Stated task:
Say how many lines contain "wonders"; the answer is the number alone.

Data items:

[start]

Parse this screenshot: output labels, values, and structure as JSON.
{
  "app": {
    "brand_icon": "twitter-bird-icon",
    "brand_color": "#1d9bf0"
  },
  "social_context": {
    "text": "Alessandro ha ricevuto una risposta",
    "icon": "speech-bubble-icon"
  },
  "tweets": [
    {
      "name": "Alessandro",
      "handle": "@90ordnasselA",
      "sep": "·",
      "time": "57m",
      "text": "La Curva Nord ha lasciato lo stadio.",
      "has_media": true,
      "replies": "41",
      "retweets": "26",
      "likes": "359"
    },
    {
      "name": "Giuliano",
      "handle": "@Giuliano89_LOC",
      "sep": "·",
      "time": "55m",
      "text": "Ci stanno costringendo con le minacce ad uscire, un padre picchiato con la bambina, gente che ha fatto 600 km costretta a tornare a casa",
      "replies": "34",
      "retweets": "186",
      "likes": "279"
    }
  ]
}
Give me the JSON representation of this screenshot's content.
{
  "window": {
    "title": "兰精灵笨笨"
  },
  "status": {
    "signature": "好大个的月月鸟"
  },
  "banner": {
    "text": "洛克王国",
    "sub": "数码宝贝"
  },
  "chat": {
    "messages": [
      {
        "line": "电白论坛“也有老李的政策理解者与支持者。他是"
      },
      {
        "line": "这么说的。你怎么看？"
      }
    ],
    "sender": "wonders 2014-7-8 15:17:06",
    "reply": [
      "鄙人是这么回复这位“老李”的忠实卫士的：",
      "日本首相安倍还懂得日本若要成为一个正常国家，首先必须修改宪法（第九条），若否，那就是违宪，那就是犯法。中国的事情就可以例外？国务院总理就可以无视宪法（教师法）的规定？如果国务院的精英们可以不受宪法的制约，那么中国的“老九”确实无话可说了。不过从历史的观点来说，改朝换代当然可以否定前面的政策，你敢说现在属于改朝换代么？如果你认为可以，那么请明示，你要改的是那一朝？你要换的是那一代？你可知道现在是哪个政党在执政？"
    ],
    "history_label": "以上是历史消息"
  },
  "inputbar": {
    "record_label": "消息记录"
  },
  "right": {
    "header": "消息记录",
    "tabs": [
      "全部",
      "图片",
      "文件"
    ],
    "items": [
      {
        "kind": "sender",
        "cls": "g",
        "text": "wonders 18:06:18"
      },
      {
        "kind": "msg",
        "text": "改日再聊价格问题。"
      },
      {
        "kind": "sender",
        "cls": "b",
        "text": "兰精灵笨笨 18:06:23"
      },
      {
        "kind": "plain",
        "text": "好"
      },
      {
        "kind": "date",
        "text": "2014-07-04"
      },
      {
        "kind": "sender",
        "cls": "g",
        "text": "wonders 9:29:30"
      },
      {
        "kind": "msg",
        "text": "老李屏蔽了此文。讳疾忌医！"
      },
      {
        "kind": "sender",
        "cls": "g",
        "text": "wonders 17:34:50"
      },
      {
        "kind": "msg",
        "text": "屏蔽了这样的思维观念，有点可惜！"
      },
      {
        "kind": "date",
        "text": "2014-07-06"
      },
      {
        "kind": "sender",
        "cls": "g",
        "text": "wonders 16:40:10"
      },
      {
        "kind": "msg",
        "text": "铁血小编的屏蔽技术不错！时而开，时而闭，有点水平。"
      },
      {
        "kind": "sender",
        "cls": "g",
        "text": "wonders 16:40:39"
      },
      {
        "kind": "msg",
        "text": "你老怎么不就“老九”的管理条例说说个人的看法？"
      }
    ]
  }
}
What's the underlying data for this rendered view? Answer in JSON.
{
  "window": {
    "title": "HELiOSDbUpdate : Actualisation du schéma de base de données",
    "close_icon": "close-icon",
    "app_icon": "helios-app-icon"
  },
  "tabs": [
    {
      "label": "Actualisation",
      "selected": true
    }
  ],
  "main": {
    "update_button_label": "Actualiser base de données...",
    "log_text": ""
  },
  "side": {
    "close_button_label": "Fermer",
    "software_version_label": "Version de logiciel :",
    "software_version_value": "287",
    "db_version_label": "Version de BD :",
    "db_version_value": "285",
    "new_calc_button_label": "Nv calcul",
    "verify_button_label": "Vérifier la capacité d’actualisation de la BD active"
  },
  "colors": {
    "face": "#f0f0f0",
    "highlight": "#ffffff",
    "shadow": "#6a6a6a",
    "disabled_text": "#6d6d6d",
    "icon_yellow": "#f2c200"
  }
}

[end]

Task result:
6